→ Work instructions
Transcribe the full listing exactly, and drop every picture.

(Data entries)
▼▼▼

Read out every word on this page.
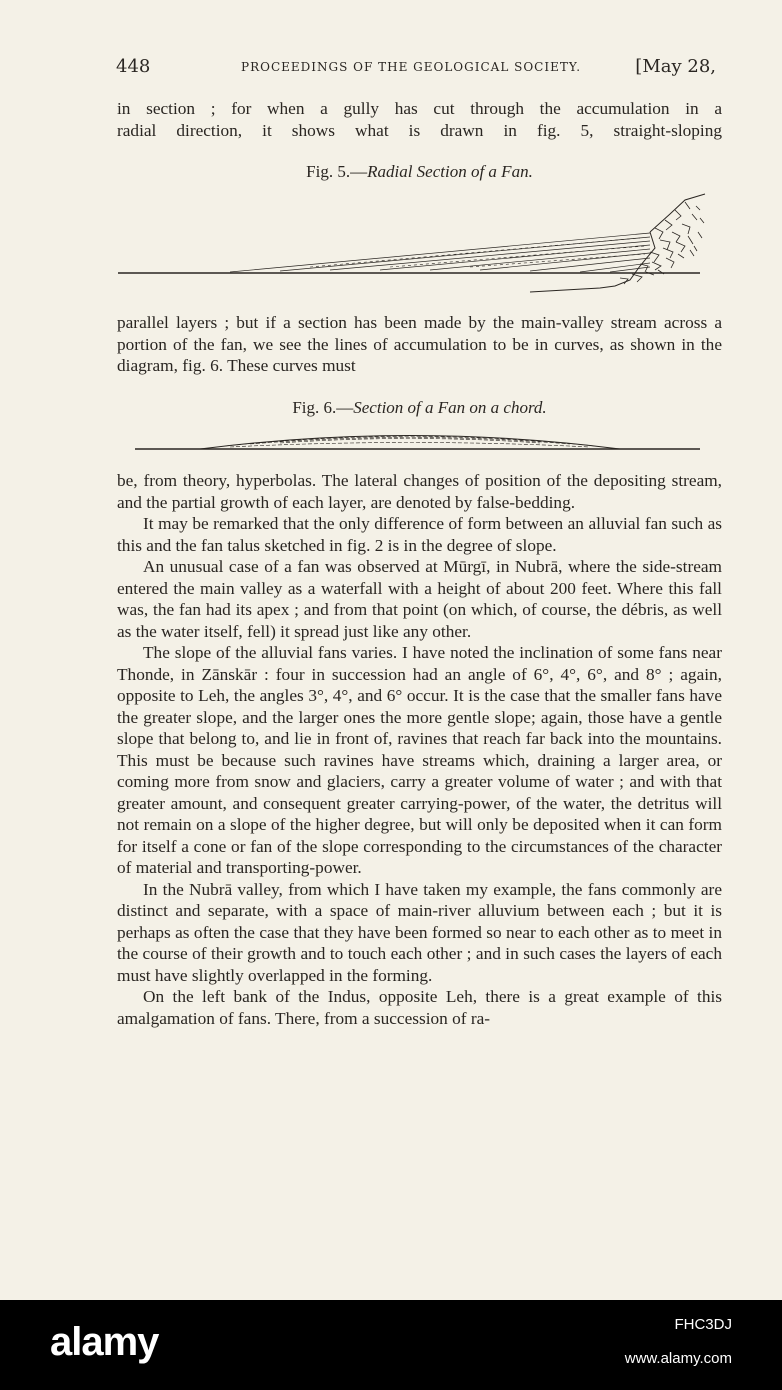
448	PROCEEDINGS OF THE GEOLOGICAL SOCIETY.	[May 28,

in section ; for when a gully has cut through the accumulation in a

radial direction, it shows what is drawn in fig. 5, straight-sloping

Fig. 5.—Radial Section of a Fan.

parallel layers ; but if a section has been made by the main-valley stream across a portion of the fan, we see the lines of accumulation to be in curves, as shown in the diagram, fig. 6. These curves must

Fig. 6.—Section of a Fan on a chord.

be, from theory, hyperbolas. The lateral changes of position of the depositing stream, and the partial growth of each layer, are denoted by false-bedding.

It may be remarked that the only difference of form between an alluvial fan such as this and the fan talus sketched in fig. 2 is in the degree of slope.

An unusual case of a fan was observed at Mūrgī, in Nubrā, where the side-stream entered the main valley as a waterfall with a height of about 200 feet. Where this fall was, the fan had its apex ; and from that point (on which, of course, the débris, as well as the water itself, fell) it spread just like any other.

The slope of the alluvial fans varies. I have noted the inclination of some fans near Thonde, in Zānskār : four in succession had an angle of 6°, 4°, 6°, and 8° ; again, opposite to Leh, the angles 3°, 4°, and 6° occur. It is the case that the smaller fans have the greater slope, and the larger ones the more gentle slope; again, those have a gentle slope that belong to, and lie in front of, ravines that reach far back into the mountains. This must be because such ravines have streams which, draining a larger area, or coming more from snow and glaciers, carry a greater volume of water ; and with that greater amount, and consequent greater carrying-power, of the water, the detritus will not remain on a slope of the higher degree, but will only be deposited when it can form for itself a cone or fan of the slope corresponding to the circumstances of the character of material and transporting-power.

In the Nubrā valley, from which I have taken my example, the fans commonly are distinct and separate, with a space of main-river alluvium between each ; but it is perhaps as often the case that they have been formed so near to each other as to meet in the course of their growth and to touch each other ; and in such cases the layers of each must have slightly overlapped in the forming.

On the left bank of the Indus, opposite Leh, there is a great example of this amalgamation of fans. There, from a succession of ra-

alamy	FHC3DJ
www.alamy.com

▲▲▲

→ Reply
Read out every word on this page.
448	PROCEEDINGS OF THE GEOLOGICAL SOCIETY.	[May 28,

in section ; for when a gully has cut through the accumulation in a

radial direction, it shows what is drawn in fig. 5, straight-sloping

Fig. 5.—Radial Section of a Fan.

parallel layers ; but if a section has been made by the main-valley stream across a portion of the fan, we see the lines of accumulation to be in curves, as shown in the diagram, fig. 6. These curves must

Fig. 6.—Section of a Fan on a chord.

be, from theory, hyperbolas. The lateral changes of position of the depositing stream, and the partial growth of each layer, are denoted by false-bedding.

It may be remarked that the only difference of form between an alluvial fan such as this and the fan talus sketched in fig. 2 is in the degree of slope.

An unusual case of a fan was observed at Mūrgī, in Nubrā, where the side-stream entered the main valley as a waterfall with a height of about 200 feet. Where this fall was, the fan had its apex ; and from that point (on which, of course, the débris, as well as the water itself, fell) it spread just like any other.

The slope of the alluvial fans varies. I have noted the inclination of some fans near Thonde, in Zānskār : four in succession had an angle of 6°, 4°, 6°, and 8° ; again, opposite to Leh, the angles 3°, 4°, and 6° occur. It is the case that the smaller fans have the greater slope, and the larger ones the more gentle slope; again, those have a gentle slope that belong to, and lie in front of, ravines that reach far back into the mountains. This must be because such ravines have streams which, draining a larger area, or coming more from snow and glaciers, carry a greater volume of water ; and with that greater amount, and consequent greater carrying-power, of the water, the detritus will not remain on a slope of the higher degree, but will only be deposited when it can form for itself a cone or fan of the slope corresponding to the circumstances of the character of material and transporting-power.

In the Nubrā valley, from which I have taken my example, the fans commonly are distinct and separate, with a space of main-river alluvium between each ; but it is perhaps as often the case that they have been formed so near to each other as to meet in the course of their growth and to touch each other ; and in such cases the layers of each must have slightly overlapped in the forming.

On the left bank of the Indus, opposite Leh, there is a great example of this amalgamation of fans. There, from a succession of ra-

alamy	FHC3DJ
www.alamy.com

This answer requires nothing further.